What to produce ::
Look below for the line that contains "What data populates", then quote it and all the lines after it, exactly, with the pictures left out.

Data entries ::
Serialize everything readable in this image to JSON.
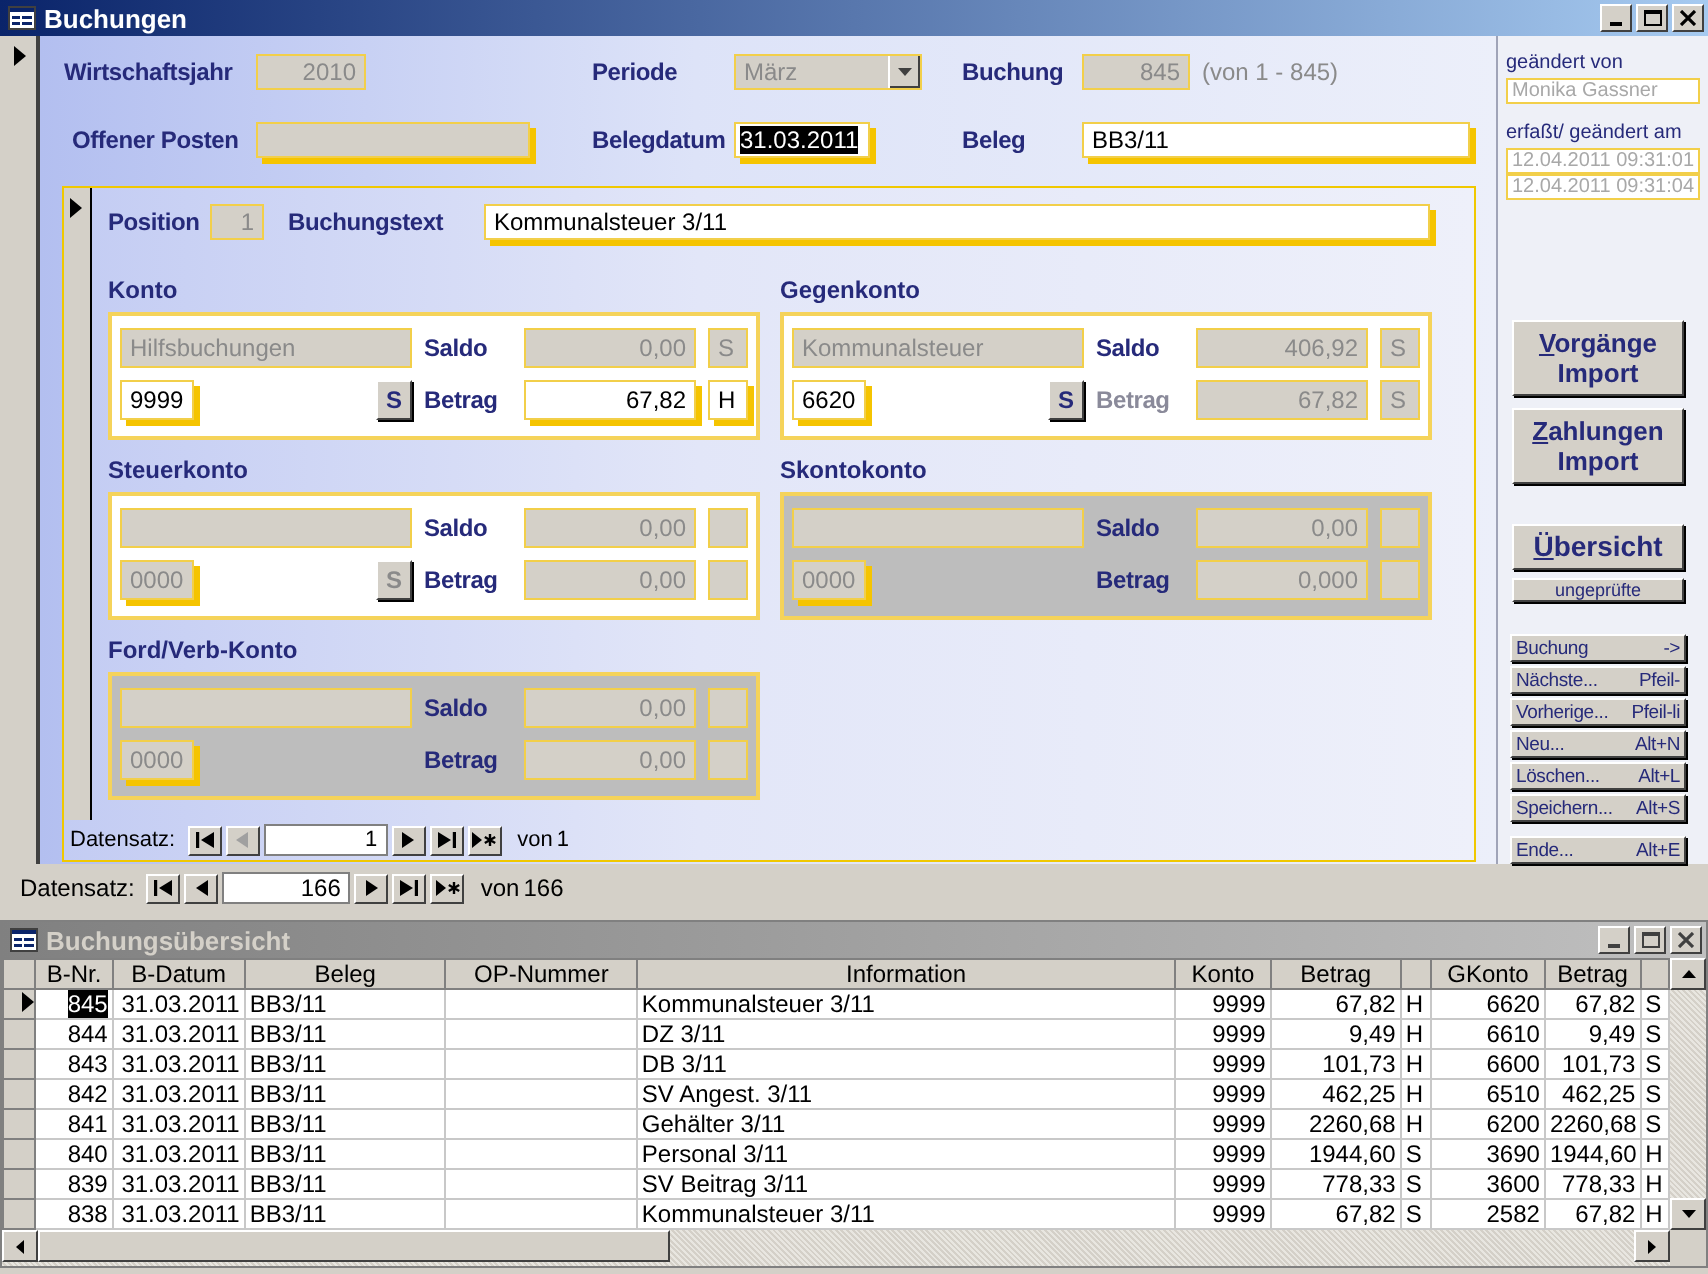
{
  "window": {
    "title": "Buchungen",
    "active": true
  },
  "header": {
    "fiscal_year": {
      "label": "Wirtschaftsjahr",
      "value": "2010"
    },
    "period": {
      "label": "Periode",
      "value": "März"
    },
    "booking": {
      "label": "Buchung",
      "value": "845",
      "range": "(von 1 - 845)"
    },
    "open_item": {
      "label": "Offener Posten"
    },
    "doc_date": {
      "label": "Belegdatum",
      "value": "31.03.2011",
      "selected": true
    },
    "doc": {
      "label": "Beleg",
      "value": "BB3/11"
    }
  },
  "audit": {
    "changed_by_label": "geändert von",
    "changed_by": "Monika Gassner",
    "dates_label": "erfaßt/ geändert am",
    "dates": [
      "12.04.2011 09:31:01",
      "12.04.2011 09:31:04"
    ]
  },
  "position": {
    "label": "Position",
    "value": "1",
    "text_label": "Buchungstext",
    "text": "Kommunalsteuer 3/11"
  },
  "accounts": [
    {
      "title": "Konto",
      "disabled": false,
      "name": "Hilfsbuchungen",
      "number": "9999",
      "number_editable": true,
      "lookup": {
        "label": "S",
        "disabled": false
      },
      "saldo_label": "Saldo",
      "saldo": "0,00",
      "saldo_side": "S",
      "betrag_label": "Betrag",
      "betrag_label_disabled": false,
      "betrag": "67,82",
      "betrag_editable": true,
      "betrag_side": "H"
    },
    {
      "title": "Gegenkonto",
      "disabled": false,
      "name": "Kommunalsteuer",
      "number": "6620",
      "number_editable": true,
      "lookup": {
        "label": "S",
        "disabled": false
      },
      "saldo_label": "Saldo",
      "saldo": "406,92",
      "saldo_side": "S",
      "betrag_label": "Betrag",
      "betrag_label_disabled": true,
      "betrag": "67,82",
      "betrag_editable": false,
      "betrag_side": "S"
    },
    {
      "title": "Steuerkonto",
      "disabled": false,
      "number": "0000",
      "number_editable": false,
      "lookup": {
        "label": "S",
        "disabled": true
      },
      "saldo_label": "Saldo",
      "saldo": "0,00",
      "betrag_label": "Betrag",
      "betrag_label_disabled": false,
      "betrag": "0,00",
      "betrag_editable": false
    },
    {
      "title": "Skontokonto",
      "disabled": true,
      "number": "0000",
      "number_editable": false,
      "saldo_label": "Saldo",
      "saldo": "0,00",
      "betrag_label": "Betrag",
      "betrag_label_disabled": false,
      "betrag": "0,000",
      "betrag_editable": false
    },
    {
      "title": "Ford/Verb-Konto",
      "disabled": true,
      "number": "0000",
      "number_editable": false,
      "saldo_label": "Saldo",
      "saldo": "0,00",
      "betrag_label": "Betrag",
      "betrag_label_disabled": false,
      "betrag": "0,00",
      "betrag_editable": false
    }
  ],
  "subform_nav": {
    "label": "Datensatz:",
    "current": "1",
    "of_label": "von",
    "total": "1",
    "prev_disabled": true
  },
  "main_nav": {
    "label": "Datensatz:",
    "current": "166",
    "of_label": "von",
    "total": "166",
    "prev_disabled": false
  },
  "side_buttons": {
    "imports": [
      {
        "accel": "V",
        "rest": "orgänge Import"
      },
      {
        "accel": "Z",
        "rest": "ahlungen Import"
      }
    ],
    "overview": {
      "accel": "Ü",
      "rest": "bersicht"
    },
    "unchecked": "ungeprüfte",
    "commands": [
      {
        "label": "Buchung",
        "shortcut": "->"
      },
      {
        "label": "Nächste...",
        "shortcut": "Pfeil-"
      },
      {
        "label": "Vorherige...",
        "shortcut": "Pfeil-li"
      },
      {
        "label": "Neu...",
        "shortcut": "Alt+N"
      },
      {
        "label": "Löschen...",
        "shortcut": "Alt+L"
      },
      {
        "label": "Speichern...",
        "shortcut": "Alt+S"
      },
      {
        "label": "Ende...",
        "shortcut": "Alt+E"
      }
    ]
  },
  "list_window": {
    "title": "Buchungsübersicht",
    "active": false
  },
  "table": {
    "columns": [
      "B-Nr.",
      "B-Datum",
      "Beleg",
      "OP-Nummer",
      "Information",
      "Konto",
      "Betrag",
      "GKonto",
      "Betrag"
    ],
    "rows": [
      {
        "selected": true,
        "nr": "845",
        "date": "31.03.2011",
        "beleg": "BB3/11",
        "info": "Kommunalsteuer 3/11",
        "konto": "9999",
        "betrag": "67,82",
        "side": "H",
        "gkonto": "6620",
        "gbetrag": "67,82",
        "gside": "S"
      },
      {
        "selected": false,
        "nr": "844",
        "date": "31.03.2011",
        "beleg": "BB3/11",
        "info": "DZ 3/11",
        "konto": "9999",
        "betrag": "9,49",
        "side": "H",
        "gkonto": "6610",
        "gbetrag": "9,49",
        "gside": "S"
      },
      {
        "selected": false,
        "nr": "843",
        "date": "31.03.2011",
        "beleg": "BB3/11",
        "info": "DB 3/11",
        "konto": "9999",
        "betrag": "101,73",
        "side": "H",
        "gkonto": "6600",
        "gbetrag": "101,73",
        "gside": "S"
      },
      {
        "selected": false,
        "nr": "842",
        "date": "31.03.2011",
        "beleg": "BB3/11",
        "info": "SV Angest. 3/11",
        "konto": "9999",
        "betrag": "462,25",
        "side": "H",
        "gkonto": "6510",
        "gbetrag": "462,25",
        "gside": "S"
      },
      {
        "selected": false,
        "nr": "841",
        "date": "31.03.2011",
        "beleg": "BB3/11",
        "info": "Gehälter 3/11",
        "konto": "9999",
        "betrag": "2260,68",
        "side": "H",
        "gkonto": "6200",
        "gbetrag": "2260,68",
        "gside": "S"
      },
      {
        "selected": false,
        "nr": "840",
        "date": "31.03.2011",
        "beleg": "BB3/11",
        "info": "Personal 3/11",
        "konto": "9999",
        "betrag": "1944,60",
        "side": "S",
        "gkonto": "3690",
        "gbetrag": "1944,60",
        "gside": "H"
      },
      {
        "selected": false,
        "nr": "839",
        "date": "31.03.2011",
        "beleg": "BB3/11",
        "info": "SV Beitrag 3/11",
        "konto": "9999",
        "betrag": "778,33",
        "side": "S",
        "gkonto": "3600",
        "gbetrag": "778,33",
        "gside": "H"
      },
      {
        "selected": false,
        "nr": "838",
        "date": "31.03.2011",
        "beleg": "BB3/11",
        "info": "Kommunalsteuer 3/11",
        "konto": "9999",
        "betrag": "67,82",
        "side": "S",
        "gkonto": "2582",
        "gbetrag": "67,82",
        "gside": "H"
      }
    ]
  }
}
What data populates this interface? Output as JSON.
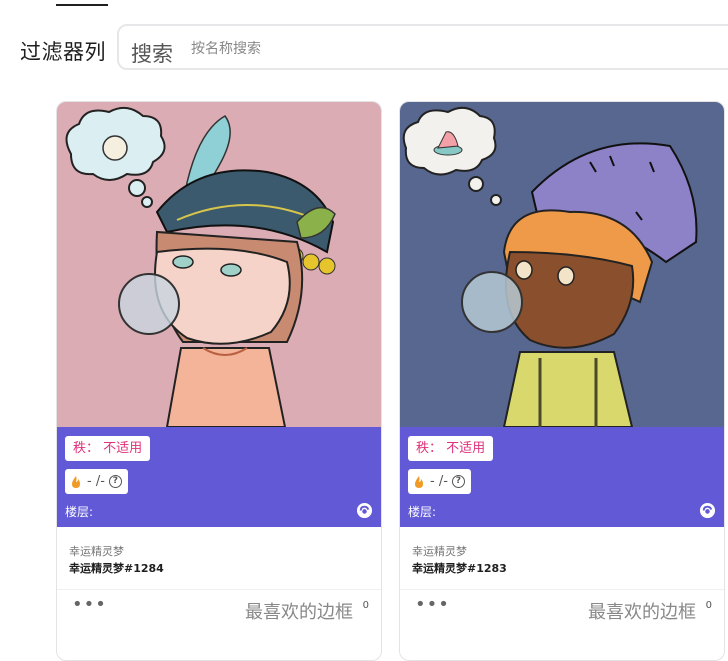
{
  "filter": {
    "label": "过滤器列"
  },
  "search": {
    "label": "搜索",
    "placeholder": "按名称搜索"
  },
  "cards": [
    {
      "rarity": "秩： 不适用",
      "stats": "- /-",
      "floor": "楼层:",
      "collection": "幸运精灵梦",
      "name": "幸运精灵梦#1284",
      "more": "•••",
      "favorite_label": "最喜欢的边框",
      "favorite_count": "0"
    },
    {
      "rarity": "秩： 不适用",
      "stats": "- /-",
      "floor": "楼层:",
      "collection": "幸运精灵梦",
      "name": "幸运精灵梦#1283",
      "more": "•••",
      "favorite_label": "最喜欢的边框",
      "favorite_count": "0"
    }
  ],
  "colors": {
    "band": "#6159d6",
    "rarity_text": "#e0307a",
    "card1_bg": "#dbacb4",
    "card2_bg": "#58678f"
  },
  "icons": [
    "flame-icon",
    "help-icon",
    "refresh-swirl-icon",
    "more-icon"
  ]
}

Solution to this task ::
What data populates this interface? Output as JSON.
{
  "filter": {
    "label": "过滤器列"
  },
  "search": {
    "label": "搜索",
    "placeholder": "按名称搜索"
  },
  "cards": [
    {
      "rarity": "秩： 不适用",
      "stats": "- /-",
      "floor": "楼层:",
      "collection": "幸运精灵梦",
      "name": "幸运精灵梦#1284",
      "more": "•••",
      "favorite_label": "最喜欢的边框",
      "favorite_count": "0"
    },
    {
      "rarity": "秩： 不适用",
      "stats": "- /-",
      "floor": "楼层:",
      "collection": "幸运精灵梦",
      "name": "幸运精灵梦#1283",
      "more": "•••",
      "favorite_label": "最喜欢的边框",
      "favorite_count": "0"
    }
  ],
  "colors": {
    "band": "#6159d6",
    "rarity_text": "#e0307a",
    "card1_bg": "#dbacb4",
    "card2_bg": "#58678f"
  },
  "icons": [
    "flame-icon",
    "help-icon",
    "refresh-swirl-icon",
    "more-icon"
  ]
}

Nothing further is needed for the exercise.